* Task directions *
Find each line in the following listing that has the string "text", then state the count and nothing else.
-- Begin --
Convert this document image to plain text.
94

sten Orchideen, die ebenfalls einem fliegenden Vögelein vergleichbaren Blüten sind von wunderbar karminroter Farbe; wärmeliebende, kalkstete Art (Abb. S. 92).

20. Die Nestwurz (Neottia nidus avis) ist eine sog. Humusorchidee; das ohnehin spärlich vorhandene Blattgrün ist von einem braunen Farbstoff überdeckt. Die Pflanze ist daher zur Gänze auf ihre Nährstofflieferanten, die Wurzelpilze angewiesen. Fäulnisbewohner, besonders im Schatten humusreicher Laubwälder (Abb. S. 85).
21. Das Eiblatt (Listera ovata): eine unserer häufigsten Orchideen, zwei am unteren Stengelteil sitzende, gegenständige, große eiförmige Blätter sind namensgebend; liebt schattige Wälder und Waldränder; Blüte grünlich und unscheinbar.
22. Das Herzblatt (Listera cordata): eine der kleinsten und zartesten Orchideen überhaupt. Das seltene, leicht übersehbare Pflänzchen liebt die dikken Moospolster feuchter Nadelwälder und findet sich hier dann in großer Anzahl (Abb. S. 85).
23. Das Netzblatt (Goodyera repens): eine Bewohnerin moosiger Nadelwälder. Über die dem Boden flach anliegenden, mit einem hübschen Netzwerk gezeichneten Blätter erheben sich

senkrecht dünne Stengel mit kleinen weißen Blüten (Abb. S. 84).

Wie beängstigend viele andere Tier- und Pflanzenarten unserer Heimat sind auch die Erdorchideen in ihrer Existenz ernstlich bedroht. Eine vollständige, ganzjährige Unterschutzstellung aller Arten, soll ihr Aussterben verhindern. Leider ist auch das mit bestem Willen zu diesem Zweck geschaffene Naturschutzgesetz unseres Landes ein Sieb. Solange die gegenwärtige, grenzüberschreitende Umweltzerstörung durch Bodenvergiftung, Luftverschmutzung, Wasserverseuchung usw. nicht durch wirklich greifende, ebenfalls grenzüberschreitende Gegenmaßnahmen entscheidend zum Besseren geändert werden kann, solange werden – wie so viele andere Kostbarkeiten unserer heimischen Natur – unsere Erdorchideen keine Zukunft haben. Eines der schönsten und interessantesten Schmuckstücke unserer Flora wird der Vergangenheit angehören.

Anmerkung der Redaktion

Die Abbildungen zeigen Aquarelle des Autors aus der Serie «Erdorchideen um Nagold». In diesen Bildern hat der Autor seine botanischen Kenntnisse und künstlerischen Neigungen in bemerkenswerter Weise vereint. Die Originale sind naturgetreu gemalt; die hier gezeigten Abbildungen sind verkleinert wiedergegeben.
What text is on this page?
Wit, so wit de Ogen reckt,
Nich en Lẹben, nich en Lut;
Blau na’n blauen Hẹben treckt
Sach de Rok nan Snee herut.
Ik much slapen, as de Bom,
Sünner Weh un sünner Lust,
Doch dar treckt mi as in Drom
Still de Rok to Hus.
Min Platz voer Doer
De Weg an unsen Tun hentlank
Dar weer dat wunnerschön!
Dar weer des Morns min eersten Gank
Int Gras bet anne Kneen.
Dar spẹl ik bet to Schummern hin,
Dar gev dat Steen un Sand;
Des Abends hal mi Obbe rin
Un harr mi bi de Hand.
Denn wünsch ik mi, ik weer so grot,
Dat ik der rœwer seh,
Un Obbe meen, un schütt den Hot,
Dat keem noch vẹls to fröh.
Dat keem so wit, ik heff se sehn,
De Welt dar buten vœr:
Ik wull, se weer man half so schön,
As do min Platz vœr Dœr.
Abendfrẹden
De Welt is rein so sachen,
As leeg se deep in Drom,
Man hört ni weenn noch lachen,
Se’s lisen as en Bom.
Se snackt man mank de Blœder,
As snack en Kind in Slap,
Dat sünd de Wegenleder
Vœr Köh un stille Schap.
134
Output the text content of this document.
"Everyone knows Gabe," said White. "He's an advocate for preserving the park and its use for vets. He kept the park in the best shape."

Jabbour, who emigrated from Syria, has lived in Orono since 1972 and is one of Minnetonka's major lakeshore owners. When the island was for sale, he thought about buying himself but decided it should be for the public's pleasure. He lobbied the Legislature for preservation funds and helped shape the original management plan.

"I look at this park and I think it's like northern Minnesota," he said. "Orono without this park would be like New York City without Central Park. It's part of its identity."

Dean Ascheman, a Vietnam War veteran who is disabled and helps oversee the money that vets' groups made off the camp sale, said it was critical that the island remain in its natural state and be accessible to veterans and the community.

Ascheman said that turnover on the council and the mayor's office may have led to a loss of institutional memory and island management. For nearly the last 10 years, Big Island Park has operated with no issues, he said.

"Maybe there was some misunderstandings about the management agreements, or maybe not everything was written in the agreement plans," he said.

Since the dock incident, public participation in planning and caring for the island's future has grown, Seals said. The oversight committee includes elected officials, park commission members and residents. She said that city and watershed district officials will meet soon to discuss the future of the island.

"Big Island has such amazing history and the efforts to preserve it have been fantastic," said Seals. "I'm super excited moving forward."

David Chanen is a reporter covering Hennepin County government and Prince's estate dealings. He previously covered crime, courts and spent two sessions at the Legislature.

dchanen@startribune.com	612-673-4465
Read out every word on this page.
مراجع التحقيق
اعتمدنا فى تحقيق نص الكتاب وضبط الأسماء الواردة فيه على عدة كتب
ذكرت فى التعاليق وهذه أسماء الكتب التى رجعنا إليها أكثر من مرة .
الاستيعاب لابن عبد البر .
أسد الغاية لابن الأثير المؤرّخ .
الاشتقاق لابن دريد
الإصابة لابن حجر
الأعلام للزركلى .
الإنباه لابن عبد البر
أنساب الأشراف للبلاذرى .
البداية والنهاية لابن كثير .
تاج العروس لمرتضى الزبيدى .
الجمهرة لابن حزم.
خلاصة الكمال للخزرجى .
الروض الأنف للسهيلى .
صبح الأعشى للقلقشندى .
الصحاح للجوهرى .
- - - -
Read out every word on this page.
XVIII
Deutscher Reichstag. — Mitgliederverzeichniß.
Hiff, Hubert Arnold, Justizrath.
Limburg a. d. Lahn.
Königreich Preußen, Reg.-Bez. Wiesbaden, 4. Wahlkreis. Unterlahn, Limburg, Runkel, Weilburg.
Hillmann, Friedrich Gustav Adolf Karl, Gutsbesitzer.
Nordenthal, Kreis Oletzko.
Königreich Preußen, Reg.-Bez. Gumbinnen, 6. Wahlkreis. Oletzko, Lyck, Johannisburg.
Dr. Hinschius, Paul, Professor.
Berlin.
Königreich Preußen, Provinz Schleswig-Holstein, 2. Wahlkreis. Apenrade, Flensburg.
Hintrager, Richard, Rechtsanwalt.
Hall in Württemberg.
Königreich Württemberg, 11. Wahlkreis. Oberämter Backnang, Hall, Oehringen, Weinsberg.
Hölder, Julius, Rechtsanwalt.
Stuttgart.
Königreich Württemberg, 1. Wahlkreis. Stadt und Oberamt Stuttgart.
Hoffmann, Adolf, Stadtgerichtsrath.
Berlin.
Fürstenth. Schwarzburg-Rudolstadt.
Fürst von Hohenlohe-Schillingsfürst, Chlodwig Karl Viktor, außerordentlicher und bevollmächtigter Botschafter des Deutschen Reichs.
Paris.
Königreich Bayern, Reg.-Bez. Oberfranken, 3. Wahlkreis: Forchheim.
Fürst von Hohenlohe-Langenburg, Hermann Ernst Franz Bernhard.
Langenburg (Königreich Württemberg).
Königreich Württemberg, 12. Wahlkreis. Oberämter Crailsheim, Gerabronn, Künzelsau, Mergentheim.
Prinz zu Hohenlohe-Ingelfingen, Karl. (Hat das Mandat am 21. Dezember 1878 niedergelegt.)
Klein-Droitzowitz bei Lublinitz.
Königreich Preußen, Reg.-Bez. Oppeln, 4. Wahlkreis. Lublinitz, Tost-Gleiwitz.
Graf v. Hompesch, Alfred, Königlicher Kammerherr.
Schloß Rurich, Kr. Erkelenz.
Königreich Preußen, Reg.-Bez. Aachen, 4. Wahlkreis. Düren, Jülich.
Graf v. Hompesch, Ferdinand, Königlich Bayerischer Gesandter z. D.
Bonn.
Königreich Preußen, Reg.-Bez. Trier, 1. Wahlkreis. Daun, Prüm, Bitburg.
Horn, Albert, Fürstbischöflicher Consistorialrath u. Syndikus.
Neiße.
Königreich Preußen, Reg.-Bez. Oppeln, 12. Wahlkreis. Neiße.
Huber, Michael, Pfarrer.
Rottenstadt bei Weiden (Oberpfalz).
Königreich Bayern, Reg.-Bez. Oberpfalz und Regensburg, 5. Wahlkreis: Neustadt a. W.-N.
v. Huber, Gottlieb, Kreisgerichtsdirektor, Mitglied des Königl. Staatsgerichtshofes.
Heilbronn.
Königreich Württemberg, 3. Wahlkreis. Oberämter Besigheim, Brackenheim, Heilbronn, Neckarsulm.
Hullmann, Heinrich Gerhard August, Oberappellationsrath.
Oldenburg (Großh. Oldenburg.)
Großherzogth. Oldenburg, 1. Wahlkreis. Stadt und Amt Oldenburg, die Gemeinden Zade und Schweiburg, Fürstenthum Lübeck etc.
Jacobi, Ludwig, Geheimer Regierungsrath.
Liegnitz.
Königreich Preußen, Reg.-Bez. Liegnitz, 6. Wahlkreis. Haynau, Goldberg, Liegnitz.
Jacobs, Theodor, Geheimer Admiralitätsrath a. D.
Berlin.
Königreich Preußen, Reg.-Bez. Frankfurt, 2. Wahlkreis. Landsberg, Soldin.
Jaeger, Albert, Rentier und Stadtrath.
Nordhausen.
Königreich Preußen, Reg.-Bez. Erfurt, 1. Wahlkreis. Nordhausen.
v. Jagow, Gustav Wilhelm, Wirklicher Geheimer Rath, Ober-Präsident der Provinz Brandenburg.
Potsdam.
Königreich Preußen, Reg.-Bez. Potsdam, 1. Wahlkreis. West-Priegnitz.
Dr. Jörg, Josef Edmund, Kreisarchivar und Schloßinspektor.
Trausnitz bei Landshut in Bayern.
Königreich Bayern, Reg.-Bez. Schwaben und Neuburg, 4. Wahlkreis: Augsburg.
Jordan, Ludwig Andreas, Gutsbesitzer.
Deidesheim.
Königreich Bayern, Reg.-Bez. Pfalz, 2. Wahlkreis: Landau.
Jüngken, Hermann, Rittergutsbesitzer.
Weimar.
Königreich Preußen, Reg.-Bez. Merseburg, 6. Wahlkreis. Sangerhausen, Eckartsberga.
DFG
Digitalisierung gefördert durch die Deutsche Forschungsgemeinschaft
-- End --
* Answer to the exercise *
3